Task details: In the data below, work out how many lines include the string "text". Only the number should be given.

(The data)

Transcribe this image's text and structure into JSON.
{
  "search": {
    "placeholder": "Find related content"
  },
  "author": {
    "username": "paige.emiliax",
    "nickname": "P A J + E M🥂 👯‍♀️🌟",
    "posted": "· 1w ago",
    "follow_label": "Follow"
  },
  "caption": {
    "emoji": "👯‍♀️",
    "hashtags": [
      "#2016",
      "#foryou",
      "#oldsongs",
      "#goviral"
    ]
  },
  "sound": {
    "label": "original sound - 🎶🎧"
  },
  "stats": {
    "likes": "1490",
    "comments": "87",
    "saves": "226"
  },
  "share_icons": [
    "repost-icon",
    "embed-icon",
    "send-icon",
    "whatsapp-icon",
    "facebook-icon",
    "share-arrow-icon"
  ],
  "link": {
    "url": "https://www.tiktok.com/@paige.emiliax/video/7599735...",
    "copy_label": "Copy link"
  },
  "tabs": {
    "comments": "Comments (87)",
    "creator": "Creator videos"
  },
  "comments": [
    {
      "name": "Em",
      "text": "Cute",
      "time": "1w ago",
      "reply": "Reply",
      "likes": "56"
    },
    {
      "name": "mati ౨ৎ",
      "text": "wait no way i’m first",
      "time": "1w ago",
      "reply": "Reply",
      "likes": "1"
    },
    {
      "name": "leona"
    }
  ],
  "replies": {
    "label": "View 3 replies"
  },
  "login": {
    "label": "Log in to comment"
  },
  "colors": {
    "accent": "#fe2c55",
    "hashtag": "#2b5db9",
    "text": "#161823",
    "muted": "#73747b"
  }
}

(End The data)
(The data)

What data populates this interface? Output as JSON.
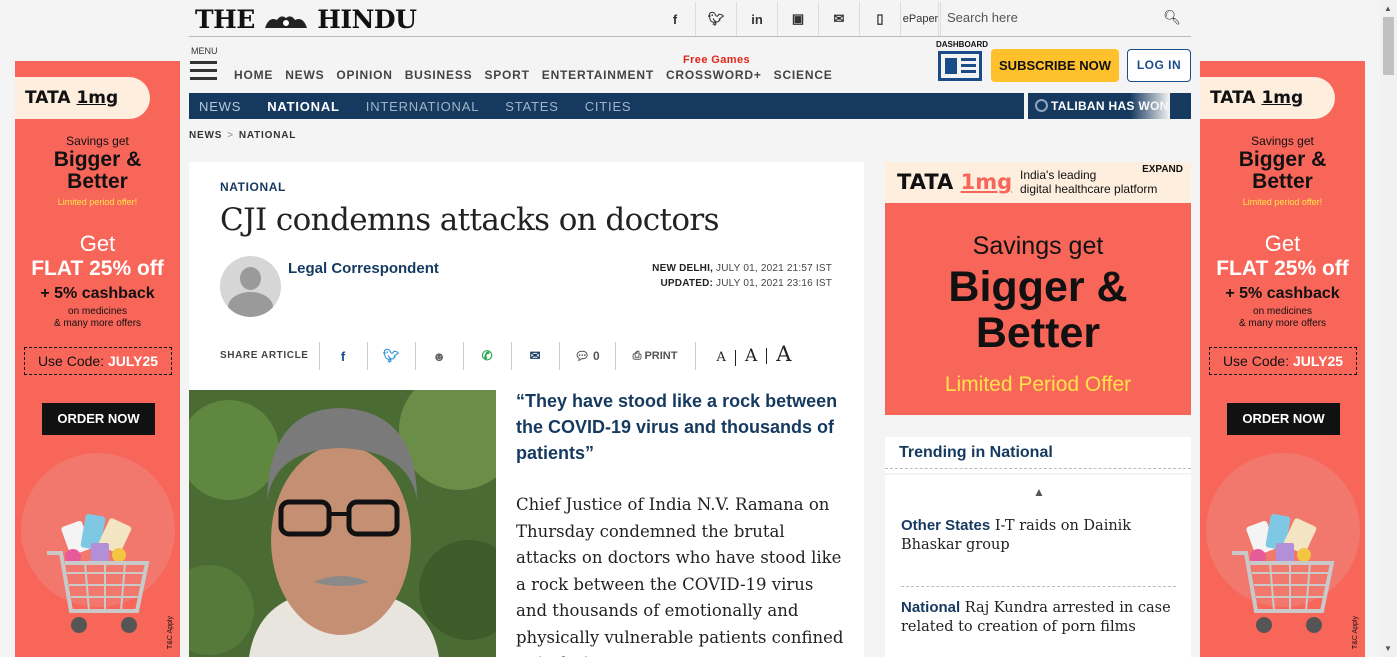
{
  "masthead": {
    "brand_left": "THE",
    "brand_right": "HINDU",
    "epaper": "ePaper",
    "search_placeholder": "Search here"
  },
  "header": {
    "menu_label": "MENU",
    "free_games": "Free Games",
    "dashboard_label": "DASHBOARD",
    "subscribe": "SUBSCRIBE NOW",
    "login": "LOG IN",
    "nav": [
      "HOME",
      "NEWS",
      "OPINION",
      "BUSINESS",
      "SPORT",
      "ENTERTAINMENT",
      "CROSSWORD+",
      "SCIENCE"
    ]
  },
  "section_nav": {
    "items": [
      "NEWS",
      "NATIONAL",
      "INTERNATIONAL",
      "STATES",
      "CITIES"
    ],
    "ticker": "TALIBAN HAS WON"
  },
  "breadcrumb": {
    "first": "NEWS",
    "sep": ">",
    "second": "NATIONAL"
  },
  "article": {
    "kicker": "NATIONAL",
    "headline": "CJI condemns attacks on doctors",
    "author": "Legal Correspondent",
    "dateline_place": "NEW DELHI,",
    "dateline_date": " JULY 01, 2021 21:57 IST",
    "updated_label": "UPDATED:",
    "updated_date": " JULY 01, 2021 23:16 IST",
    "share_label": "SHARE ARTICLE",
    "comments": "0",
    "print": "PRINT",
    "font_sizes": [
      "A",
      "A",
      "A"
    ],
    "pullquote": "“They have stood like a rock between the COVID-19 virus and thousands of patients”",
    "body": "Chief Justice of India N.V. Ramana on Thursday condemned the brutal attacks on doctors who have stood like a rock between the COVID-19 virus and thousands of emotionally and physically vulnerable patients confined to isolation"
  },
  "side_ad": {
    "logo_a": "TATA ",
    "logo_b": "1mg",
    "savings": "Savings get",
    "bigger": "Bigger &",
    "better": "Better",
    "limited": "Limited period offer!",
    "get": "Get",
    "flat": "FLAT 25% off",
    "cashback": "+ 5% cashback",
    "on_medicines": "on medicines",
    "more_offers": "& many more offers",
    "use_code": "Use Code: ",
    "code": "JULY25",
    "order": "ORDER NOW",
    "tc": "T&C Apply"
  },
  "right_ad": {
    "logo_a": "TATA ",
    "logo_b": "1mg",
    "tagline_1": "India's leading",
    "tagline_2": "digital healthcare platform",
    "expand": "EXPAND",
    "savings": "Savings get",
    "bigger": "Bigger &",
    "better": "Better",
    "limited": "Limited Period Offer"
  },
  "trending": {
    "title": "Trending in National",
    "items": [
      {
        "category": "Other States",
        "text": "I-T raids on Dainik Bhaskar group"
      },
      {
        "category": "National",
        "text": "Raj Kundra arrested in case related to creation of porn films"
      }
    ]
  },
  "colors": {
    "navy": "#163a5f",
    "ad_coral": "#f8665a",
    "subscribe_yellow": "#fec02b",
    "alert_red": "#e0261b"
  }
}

(End The data)

Solution for this task: 6